> WORK TO BE COMPLETED
Reproduce each of the following items word for word, line by line, without changing anything.

> AVAILABLE RECORDS

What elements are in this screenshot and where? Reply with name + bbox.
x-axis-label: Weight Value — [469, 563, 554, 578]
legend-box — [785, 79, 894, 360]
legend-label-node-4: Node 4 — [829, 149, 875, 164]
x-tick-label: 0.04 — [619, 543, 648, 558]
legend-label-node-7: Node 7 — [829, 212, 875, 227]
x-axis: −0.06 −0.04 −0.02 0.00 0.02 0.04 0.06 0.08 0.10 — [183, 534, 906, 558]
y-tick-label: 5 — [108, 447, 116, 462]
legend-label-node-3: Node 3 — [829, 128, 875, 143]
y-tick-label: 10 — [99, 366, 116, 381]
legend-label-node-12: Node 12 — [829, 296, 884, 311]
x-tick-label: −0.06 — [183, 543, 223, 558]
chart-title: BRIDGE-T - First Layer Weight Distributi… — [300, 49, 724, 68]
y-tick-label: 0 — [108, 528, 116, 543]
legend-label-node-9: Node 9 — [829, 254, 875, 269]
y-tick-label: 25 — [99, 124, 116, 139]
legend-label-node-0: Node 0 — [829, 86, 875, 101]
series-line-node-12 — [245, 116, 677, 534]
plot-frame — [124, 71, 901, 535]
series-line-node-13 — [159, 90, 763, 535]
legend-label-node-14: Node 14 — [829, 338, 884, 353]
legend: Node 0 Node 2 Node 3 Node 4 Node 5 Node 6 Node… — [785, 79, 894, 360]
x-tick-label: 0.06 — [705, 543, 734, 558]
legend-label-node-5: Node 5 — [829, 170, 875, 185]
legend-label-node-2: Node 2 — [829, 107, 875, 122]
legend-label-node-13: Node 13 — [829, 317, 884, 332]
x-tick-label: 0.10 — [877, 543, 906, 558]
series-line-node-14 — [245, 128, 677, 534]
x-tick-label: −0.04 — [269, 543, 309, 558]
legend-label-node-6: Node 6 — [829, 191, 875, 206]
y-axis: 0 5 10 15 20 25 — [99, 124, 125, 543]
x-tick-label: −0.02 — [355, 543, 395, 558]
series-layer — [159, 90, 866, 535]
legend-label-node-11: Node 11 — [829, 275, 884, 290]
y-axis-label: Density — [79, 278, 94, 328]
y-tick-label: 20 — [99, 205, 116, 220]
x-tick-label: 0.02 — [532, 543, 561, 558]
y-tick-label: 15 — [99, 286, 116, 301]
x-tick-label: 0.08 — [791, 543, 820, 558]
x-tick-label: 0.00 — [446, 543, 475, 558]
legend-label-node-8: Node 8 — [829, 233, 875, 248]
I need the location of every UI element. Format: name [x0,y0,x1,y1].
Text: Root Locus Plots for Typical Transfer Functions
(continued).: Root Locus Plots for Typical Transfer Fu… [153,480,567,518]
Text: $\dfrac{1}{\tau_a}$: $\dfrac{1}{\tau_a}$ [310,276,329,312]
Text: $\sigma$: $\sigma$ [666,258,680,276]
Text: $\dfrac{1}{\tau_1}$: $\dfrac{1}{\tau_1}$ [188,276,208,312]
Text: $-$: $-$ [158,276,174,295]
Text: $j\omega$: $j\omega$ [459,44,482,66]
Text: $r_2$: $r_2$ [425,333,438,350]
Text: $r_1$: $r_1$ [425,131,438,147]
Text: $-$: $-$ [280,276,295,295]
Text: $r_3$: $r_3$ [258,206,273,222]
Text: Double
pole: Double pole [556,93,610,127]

> RESPONSE
What elements are in this screenshot and where? Reply with name + bbox.
x-axis-label: Weight Value — [469, 563, 554, 578]
legend-box — [785, 79, 894, 360]
legend-label-node-4: Node 4 — [829, 149, 875, 164]
x-tick-label: 0.04 — [619, 543, 648, 558]
legend-label-node-7: Node 7 — [829, 212, 875, 227]
x-axis: −0.06 −0.04 −0.02 0.00 0.02 0.04 0.06 0.08 0.10 — [183, 534, 906, 558]
y-tick-label: 5 — [108, 447, 116, 462]
legend-label-node-3: Node 3 — [829, 128, 875, 143]
y-tick-label: 10 — [99, 366, 116, 381]
legend-label-node-12: Node 12 — [829, 296, 884, 311]
x-tick-label: −0.06 — [183, 543, 223, 558]
chart-title: BRIDGE-T - First Layer Weight Distributi… — [300, 49, 724, 68]
y-tick-label: 0 — [108, 528, 116, 543]
legend-label-node-9: Node 9 — [829, 254, 875, 269]
y-tick-label: 25 — [99, 124, 116, 139]
legend-label-node-0: Node 0 — [829, 86, 875, 101]
series-line-node-12 — [245, 116, 677, 534]
plot-frame — [124, 71, 901, 535]
series-line-node-13 — [159, 90, 763, 535]
legend-label-node-14: Node 14 — [829, 338, 884, 353]
legend: Node 0 Node 2 Node 3 Node 4 Node 5 Node 6 Node… — [785, 79, 894, 360]
x-tick-label: 0.06 — [705, 543, 734, 558]
legend-label-node-5: Node 5 — [829, 170, 875, 185]
legend-label-node-2: Node 2 — [829, 107, 875, 122]
legend-label-node-13: Node 13 — [829, 317, 884, 332]
x-tick-label: 0.10 — [877, 543, 906, 558]
series-line-node-14 — [245, 128, 677, 534]
x-tick-label: −0.04 — [269, 543, 309, 558]
legend-label-node-6: Node 6 — [829, 191, 875, 206]
y-axis: 0 5 10 15 20 25 — [99, 124, 125, 543]
x-tick-label: −0.02 — [355, 543, 395, 558]
series-layer — [159, 90, 866, 535]
legend-label-node-11: Node 11 — [829, 275, 884, 290]
y-axis-label: Density — [79, 278, 94, 328]
y-tick-label: 20 — [99, 205, 116, 220]
x-tick-label: 0.02 — [532, 543, 561, 558]
y-tick-label: 15 — [99, 286, 116, 301]
x-tick-label: 0.08 — [791, 543, 820, 558]
x-tick-label: 0.00 — [446, 543, 475, 558]
legend-label-node-8: Node 8 — [829, 233, 875, 248]
I need the location of every UI element. Format: name [x0,y0,x1,y1].
Text: Root Locus Plots for Typical Transfer Functions
(continued).: Root Locus Plots for Typical Transfer Fu… [153,480,567,518]
Text: $\dfrac{1}{\tau_a}$: $\dfrac{1}{\tau_a}$ [310,276,329,312]
Text: $\sigma$: $\sigma$ [666,258,680,276]
Text: $\dfrac{1}{\tau_1}$: $\dfrac{1}{\tau_1}$ [188,276,208,312]
Text: $-$: $-$ [158,276,174,295]
Text: $j\omega$: $j\omega$ [459,44,482,66]
Text: $r_2$: $r_2$ [425,333,438,350]
Text: $r_1$: $r_1$ [425,131,438,147]
Text: $-$: $-$ [280,276,295,295]
Text: $r_3$: $r_3$ [258,206,273,222]
Text: Double
pole: Double pole [556,93,610,127]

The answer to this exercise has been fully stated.